____ RECORDS SHOWN

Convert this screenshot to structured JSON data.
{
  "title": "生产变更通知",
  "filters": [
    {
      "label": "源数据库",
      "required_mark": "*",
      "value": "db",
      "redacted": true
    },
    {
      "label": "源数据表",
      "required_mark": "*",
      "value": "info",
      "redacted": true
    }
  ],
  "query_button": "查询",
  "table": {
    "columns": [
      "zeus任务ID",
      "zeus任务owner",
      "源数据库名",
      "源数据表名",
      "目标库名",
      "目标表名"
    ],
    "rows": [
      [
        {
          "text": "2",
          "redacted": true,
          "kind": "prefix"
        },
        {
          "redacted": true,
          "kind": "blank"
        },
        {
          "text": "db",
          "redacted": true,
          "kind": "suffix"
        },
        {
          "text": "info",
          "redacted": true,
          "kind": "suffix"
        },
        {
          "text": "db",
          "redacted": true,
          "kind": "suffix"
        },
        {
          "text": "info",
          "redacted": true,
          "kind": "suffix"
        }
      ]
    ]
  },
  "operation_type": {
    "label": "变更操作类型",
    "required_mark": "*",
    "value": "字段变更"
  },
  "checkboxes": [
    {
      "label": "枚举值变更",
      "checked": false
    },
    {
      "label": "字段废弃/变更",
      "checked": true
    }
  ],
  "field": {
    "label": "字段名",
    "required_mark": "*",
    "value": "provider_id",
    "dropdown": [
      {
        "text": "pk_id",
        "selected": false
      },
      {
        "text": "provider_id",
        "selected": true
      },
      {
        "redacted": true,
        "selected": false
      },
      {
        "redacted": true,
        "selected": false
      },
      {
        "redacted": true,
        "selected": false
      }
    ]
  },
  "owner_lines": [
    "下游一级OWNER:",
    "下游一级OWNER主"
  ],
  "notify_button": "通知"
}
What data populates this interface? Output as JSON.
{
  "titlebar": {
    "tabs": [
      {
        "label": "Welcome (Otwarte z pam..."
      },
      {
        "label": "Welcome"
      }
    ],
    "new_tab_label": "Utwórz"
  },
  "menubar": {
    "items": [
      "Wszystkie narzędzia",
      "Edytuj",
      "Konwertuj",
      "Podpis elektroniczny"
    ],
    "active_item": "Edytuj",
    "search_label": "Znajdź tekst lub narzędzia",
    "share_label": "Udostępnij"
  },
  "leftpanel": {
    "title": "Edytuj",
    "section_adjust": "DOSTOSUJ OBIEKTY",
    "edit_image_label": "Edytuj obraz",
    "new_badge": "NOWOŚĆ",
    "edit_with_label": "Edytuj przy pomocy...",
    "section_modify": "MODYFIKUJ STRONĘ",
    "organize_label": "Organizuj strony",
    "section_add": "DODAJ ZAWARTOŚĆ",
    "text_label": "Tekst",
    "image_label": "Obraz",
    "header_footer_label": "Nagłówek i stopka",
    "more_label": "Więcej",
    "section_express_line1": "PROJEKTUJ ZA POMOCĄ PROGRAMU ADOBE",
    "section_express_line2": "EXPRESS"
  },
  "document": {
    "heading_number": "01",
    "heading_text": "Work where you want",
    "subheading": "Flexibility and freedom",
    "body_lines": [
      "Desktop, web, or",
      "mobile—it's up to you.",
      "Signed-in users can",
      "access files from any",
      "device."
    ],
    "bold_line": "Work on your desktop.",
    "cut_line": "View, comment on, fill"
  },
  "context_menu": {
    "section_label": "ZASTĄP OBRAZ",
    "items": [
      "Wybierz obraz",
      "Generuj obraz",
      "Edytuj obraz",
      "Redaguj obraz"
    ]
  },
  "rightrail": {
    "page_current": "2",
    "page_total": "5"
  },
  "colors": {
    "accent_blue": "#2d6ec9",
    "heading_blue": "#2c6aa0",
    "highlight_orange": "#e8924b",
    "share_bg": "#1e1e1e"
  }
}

________

» **WHAT TO DO**
Scan the records above for the string "Edytuj", then report every line that contains it.

» **ANSWER BELOW**
      "Edytuj",
    "active_item": "Edytuj",
    "title": "Edytuj",
    "edit_image_label": "Edytuj obraz",
    "edit_with_label": "Edytuj przy pomocy...",
      "Edytuj obraz",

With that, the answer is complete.